#### [Tarefa]
Segundo o trecho sobre o Cura d'Ars, em que data João Batista Maria Vianney nasceu e foi batizado?

#### [Trecho]
“Por onde passam os Santos, Deus
com eles passa”. Foi no ano de 1772, que um santo mendigo, Bento José Labre,
passando por Dardilly, se hospedou na humilde casa dos Vianney. A benção de
Deus entrou com ele naquela mansão; pois poucos anos depois, nasceu lá aquele
que no mundo inteiro é conhecido por João Vianney – o santo Cura d’Ars. Que
eficácia maravilhosa da esmola! Deus dá a pobres camponeses um filho, que vem a
ser um dos seus grandes servidores, recompensando assim uma obra de caridade,
que dispensaram a um pobre mendigo.
João Batista Maria Vianney nasceu e foi
batizado em 8 de maio de 1786. Desde a
infância, manifestava uma forte
inclinação à oração e um grande amor ao recolhimento. Muitas vezes era
encontrado num canto da casa, jardim ou no estábulo, rezando, de joelhos, as
orações que lhe tinham ensinado: o Padre-Nosso, a Ave-Maria, etc. Os pais,
principalmente a piedosa mãe, Maria Belusa, cultivavam no filho esse espírito
de religião e de piedade.
A França achava-se agitadíssima com os horrores da revolução e como os
sacerdotes estivessem exilados ou encarcerados, não foi possível a João Vianney
encontrar um mestre, que lhe desse algumas instruções sobre as ciências
elementares. Era natural, pois, que passasse a mocidade entregue aos trabalhos
do campo. Entretanto João continuava as práticas de piedade com todo fervor e o
pecado era para ele coisa conhecida só de nome. Fez a primeira Comunhão numa
granja, sendo que a perseguição religiosa não permitia o culto público nas
igrejas.
Amainado o temporal da revolução, Vianney achou um grande amigo e protetor, na
pessoa do Padre M. Balley, vigário de Ecully, que descobrira na alma de João
qualidades superiores, que deviam ser aproveitadas e cultivadas, para a maior
glória de Deus. Se era grande o fervor,
admirável a virtude do jovem Vianney, se melhor mestre não podia haver do que o
Padre Balley, tudo parecia desfazer-se diante de uma barreira, que se levantava
insuportável: a falta de inteligência do estudante. Não fora a persistência
imperturbável do santo sacerdote, Vianney teria desanimado, diante das
dificuldades, que se lhe afiguravam invencíveis. Com as orações e a caridade
redobrada que dispensava aos pobres, Vianney alcançou a graça de poder
continuar os estudos com algum proveito. Quando estava prestes a ser recebido
no seminário, veio-lhe ordem de apresentar-se à autoridade militar de Bayonne.

#### [Material reunido]
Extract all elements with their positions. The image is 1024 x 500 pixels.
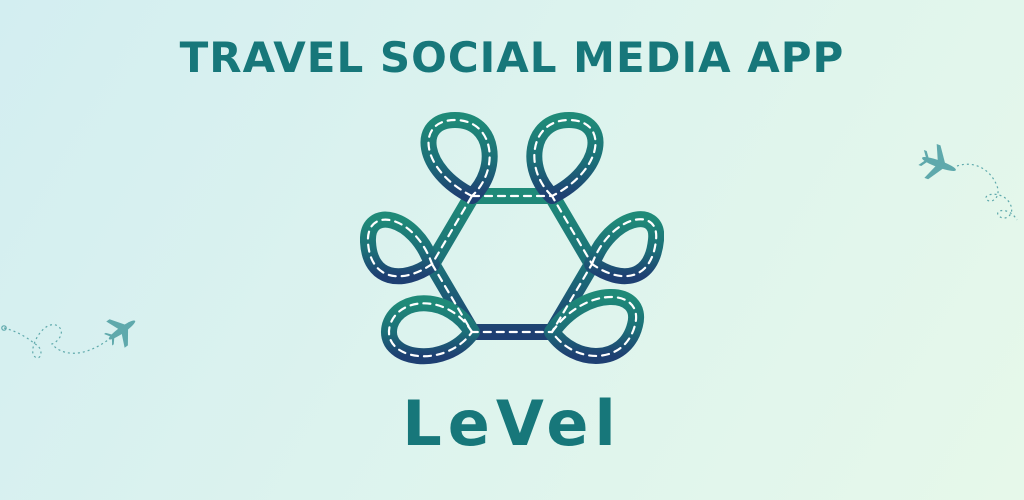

#### [Exercício concluído]
Em 8 de maio de 1786.